Extracted data entries
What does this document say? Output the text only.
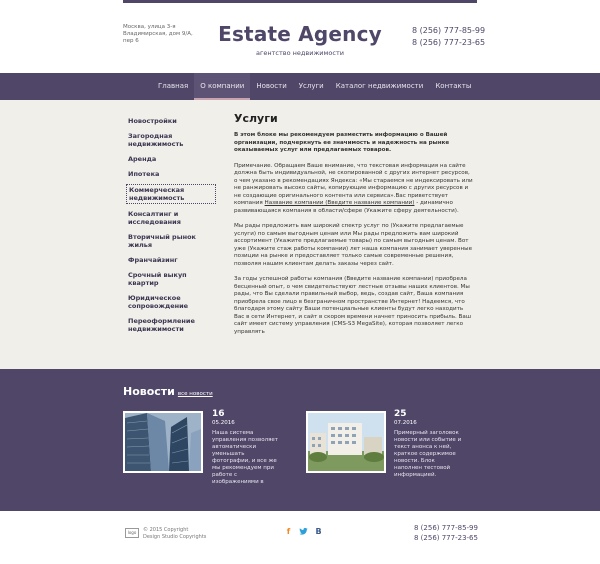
Москва, улица 3-я Владимирская, дом 9/А, пер 6	Estate Agency
агентство недвижимости
8 (256) 777-85-99
8 (256) 777-23-65
Главная	О компании	Новости	Услуги	Каталог недвижимости	Контакты
Новостройки
Загородная недвижимость
Аренда
Ипотека
Коммерческая недвижимость
Консалтинг и исследования
Вторичный рынок жилья
Франчайзинг
Срочный выкуп квартир
Юридическое сопровождение
Переоформление недвижимости
Услуги

В этом блоке мы рекомендуем разместить информацию о Вашей организации, подчеркнуть ее значимость и надежность на рынке оказываемых услуг или предлагаемых товаров.

Примечание. Обращаем Ваше внимание, что текстовая информация на сайте должна быть индивидуальной, не скопированной с других интернет ресурсов, о чем указано в рекомендациях Яндекса: «Мы стараемся не индексировать или не ранжировать высоко сайты, копирующие информацию с других ресурсов и не создающие оригинального контента или сервиса».Вас приветствует компания Название компании (Введите название компании) - динамично развивающаяся компания в области/сфере (Укажите сферу деятельности).

Мы рады предложить вам широкий спектр услуг по (Укажите предлагаемые услуги) по самым выгодным ценам или Мы рады предложить вам широкий ассортимент (Укажите предлагаемые товары) по самым выгодным ценам. Вот уже (Укажите стаж работы компании) лет наша компания занимает уверенные позиции на рынке и предоставляет только самые современные решения, позволяя нашим клиентам делать заказы через сайт.

За годы успешной работы компания (Введите название компании) приобрела бесценный опыт, о чем свидетельствуют лестные отзывы наших клиентов. Мы рады, что Вы сделали правильный выбор, ведь, создав сайт, Ваша компания приобрела свое лицо в безграничном пространстве Интернет! Надеемся, что благодаря этому сайту Ваши потенциальные клиенты будут легко находить Вас в сети Интернет, и сайт в скором времени начнет приносить прибыль. Ваш сайт имеет систему управления (CMS-S3 MegaSite), которая позволяет легко управлять

Новости все новости
16
05.2016
Наша система управления позволяет автоматически уменьшать фотографии, и все же мы рекомендуем при работе с изображениями в
25
07.2016
Примерный заголовок новости или событие и текст анонса к ней, краткое содержимое новости. Блок наполнен тестовой информацией.
logo	© 2015 Copyright
Design Studio Copyrights
f	B	8 (256) 777-85-99
8 (256) 777-23-65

→ EXERCISE
Extract every line from the records above that contains the word "недвижимости".

→ TASK RESPONSE
агентство недвижимости
Главная	О компании	Новости	Услуги	Каталог недвижимости	Контакты
Переоформление недвижимости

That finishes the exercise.